:: DATASET ROWS ::
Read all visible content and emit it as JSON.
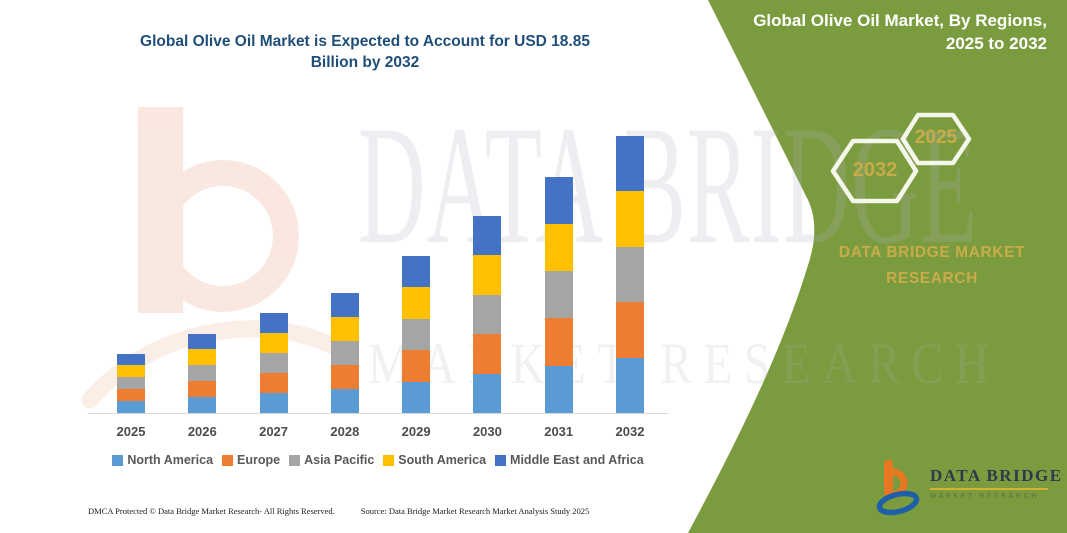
{
  "title": {
    "line1": "Global Olive Oil Market is Expected to Account for USD 18.85",
    "line2": "Billion by 2032"
  },
  "chart_data": {
    "type": "bar",
    "stacked": true,
    "title": "Global Olive Oil Market is Expected to Account for USD 18.85 Billion by 2032",
    "unit": "USD Billion",
    "categories": [
      "2025",
      "2026",
      "2027",
      "2028",
      "2029",
      "2030",
      "2031",
      "2032"
    ],
    "series": [
      {
        "name": "North America",
        "color": "#5B9BD5",
        "values": [
          0.81,
          1.08,
          1.36,
          1.64,
          2.14,
          2.69,
          3.22,
          3.77
        ]
      },
      {
        "name": "Europe",
        "color": "#ED7D31",
        "values": [
          0.81,
          1.08,
          1.36,
          1.64,
          2.14,
          2.69,
          3.22,
          3.77
        ]
      },
      {
        "name": "Asia Pacific",
        "color": "#A5A5A5",
        "values": [
          0.81,
          1.08,
          1.36,
          1.64,
          2.14,
          2.69,
          3.22,
          3.77
        ]
      },
      {
        "name": "South America",
        "color": "#FFC000",
        "values": [
          0.81,
          1.08,
          1.36,
          1.64,
          2.14,
          2.69,
          3.22,
          3.77
        ]
      },
      {
        "name": "Middle East and Africa",
        "color": "#4472C4",
        "values": [
          0.81,
          1.08,
          1.36,
          1.64,
          2.14,
          2.69,
          3.22,
          3.77
        ]
      }
    ],
    "totals_estimated": [
      4.05,
      5.4,
      6.8,
      8.2,
      10.7,
      13.45,
      16.1,
      18.85
    ],
    "ylim": [
      0,
      18.85
    ],
    "gridlines": false,
    "y_axis_shown": false,
    "legend_position": "bottom"
  },
  "watermark": {
    "big": "DATA BRIDGE",
    "sub": "MARKET RESEARCH"
  },
  "panel": {
    "heading_line1": "Global Olive Oil Market, By Regions,",
    "heading_line2": "2025 to 2032",
    "hexagon_left_year": "2032",
    "hexagon_right_year": "2025",
    "brand": "DATA BRIDGE MARKET RESEARCH"
  },
  "logo": {
    "name": "DATA BRIDGE",
    "tagline": "MARKET RESEARCH"
  },
  "footer": {
    "left": "DMCA Protected © Data Bridge Market Research-  All Rights Reserved.",
    "right": "Source: Data Bridge Market Research  Market Analysis Study 2025"
  },
  "colors": {
    "panel_green": "#7A9C3E",
    "title_blue": "#1F4E79",
    "gold": "#C8AC49",
    "axis_gray": "#D9D9D9",
    "label_gray": "#4D4D4D",
    "logo_orange": "#E87722",
    "logo_blue": "#1F5FA8",
    "watermark_peach": "#F3C9B5"
  }
}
:::
WORK TO DO: Pull out each line of the entries that contains "Account".

EXERCISE SOLUTION:
    "line1": "Global Olive Oil Market is Expected to Account for USD 18.85",
    "title": "Global Olive Oil Market is Expected to Account for USD 18.85 Billion by 2032",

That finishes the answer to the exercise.